§ **Set task**:
Return the listing word for word, as given.

(Chart and figure data)
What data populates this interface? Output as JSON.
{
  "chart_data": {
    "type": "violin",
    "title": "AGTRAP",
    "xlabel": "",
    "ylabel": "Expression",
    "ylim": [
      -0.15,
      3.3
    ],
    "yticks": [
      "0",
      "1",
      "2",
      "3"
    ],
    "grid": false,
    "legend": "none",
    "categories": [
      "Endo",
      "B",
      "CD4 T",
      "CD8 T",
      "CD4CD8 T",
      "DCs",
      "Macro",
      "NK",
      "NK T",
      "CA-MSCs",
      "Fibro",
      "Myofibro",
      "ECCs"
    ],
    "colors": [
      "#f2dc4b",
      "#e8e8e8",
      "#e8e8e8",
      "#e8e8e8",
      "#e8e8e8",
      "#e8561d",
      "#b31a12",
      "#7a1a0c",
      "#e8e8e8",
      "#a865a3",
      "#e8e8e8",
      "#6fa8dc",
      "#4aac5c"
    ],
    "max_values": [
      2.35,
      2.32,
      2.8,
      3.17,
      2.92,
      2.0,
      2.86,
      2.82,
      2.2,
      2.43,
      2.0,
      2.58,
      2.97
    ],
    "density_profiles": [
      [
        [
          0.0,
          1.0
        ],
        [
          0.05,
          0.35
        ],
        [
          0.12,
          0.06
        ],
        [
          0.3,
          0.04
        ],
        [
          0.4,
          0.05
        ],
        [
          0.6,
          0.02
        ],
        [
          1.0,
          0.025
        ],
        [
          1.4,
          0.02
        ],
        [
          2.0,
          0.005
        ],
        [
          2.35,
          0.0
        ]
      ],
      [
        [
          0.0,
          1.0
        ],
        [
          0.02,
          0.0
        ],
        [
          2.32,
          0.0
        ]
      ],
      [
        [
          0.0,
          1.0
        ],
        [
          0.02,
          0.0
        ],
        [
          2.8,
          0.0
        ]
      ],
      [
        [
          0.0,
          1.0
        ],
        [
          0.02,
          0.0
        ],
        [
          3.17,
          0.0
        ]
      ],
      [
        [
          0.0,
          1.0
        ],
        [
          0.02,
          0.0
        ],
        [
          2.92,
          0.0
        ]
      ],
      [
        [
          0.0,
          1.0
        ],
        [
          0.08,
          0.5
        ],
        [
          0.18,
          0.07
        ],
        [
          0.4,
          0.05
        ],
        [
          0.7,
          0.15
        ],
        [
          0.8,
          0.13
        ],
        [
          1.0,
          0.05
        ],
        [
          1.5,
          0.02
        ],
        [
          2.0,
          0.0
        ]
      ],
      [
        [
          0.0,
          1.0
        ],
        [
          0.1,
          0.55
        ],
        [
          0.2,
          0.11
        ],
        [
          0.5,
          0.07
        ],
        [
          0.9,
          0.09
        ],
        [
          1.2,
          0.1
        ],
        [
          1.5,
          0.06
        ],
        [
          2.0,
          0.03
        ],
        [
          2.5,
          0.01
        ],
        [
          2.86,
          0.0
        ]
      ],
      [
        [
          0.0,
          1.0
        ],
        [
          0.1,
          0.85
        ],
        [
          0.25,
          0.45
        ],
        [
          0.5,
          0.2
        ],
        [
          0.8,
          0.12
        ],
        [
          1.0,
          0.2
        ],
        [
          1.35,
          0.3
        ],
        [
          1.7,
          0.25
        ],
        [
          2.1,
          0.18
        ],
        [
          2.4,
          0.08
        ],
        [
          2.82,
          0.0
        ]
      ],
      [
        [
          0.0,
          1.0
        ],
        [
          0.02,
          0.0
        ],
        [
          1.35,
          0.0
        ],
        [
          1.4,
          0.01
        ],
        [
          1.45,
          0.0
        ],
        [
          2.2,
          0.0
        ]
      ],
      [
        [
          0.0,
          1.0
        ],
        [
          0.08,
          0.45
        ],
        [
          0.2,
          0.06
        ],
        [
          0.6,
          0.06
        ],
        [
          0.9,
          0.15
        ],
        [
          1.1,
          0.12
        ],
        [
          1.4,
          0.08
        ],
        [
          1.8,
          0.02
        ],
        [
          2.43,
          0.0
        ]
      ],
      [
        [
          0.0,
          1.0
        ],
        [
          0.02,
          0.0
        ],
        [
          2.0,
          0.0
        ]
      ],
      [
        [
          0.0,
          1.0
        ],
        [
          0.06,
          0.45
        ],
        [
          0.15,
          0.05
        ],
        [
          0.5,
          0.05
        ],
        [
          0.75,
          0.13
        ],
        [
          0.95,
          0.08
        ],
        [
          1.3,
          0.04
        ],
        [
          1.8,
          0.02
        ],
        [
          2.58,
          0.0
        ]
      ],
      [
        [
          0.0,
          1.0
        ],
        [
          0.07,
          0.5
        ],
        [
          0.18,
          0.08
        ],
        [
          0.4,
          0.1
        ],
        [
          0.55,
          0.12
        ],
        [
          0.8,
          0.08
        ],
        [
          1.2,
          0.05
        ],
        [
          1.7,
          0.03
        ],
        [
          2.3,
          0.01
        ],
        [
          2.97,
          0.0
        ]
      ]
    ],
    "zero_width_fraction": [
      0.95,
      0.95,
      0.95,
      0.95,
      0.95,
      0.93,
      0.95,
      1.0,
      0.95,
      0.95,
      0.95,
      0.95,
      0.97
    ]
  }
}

§ **Reply**:
What data populates this interface? Output as JSON.
{
  "chart_data": {
    "type": "violin",
    "title": "AGTRAP",
    "xlabel": "",
    "ylabel": "Expression",
    "ylim": [
      -0.15,
      3.3
    ],
    "yticks": [
      "0",
      "1",
      "2",
      "3"
    ],
    "grid": false,
    "legend": "none",
    "categories": [
      "Endo",
      "B",
      "CD4 T",
      "CD8 T",
      "CD4CD8 T",
      "DCs",
      "Macro",
      "NK",
      "NK T",
      "CA-MSCs",
      "Fibro",
      "Myofibro",
      "ECCs"
    ],
    "colors": [
      "#f2dc4b",
      "#e8e8e8",
      "#e8e8e8",
      "#e8e8e8",
      "#e8e8e8",
      "#e8561d",
      "#b31a12",
      "#7a1a0c",
      "#e8e8e8",
      "#a865a3",
      "#e8e8e8",
      "#6fa8dc",
      "#4aac5c"
    ],
    "max_values": [
      2.35,
      2.32,
      2.8,
      3.17,
      2.92,
      2.0,
      2.86,
      2.82,
      2.2,
      2.43,
      2.0,
      2.58,
      2.97
    ],
    "density_profiles": [
      [
        [
          0.0,
          1.0
        ],
        [
          0.05,
          0.35
        ],
        [
          0.12,
          0.06
        ],
        [
          0.3,
          0.04
        ],
        [
          0.4,
          0.05
        ],
        [
          0.6,
          0.02
        ],
        [
          1.0,
          0.025
        ],
        [
          1.4,
          0.02
        ],
        [
          2.0,
          0.005
        ],
        [
          2.35,
          0.0
        ]
      ],
      [
        [
          0.0,
          1.0
        ],
        [
          0.02,
          0.0
        ],
        [
          2.32,
          0.0
        ]
      ],
      [
        [
          0.0,
          1.0
        ],
        [
          0.02,
          0.0
        ],
        [
          2.8,
          0.0
        ]
      ],
      [
        [
          0.0,
          1.0
        ],
        [
          0.02,
          0.0
        ],
        [
          3.17,
          0.0
        ]
      ],
      [
        [
          0.0,
          1.0
        ],
        [
          0.02,
          0.0
        ],
        [
          2.92,
          0.0
        ]
      ],
      [
        [
          0.0,
          1.0
        ],
        [
          0.08,
          0.5
        ],
        [
          0.18,
          0.07
        ],
        [
          0.4,
          0.05
        ],
        [
          0.7,
          0.15
        ],
        [
          0.8,
          0.13
        ],
        [
          1.0,
          0.05
        ],
        [
          1.5,
          0.02
        ],
        [
          2.0,
          0.0
        ]
      ],
      [
        [
          0.0,
          1.0
        ],
        [
          0.1,
          0.55
        ],
        [
          0.2,
          0.11
        ],
        [
          0.5,
          0.07
        ],
        [
          0.9,
          0.09
        ],
        [
          1.2,
          0.1
        ],
        [
          1.5,
          0.06
        ],
        [
          2.0,
          0.03
        ],
        [
          2.5,
          0.01
        ],
        [
          2.86,
          0.0
        ]
      ],
      [
        [
          0.0,
          1.0
        ],
        [
          0.1,
          0.85
        ],
        [
          0.25,
          0.45
        ],
        [
          0.5,
          0.2
        ],
        [
          0.8,
          0.12
        ],
        [
          1.0,
          0.2
        ],
        [
          1.35,
          0.3
        ],
        [
          1.7,
          0.25
        ],
        [
          2.1,
          0.18
        ],
        [
          2.4,
          0.08
        ],
        [
          2.82,
          0.0
        ]
      ],
      [
        [
          0.0,
          1.0
        ],
        [
          0.02,
          0.0
        ],
        [
          1.35,
          0.0
        ],
        [
          1.4,
          0.01
        ],
        [
          1.45,
          0.0
        ],
        [
          2.2,
          0.0
        ]
      ],
      [
        [
          0.0,
          1.0
        ],
        [
          0.08,
          0.45
        ],
        [
          0.2,
          0.06
        ],
        [
          0.6,
          0.06
        ],
        [
          0.9,
          0.15
        ],
        [
          1.1,
          0.12
        ],
        [
          1.4,
          0.08
        ],
        [
          1.8,
          0.02
        ],
        [
          2.43,
          0.0
        ]
      ],
      [
        [
          0.0,
          1.0
        ],
        [
          0.02,
          0.0
        ],
        [
          2.0,
          0.0
        ]
      ],
      [
        [
          0.0,
          1.0
        ],
        [
          0.06,
          0.45
        ],
        [
          0.15,
          0.05
        ],
        [
          0.5,
          0.05
        ],
        [
          0.75,
          0.13
        ],
        [
          0.95,
          0.08
        ],
        [
          1.3,
          0.04
        ],
        [
          1.8,
          0.02
        ],
        [
          2.58,
          0.0
        ]
      ],
      [
        [
          0.0,
          1.0
        ],
        [
          0.07,
          0.5
        ],
        [
          0.18,
          0.08
        ],
        [
          0.4,
          0.1
        ],
        [
          0.55,
          0.12
        ],
        [
          0.8,
          0.08
        ],
        [
          1.2,
          0.05
        ],
        [
          1.7,
          0.03
        ],
        [
          2.3,
          0.01
        ],
        [
          2.97,
          0.0
        ]
      ]
    ],
    "zero_width_fraction": [
      0.95,
      0.95,
      0.95,
      0.95,
      0.95,
      0.93,
      0.95,
      1.0,
      0.95,
      0.95,
      0.95,
      0.95,
      0.97
    ]
  }
}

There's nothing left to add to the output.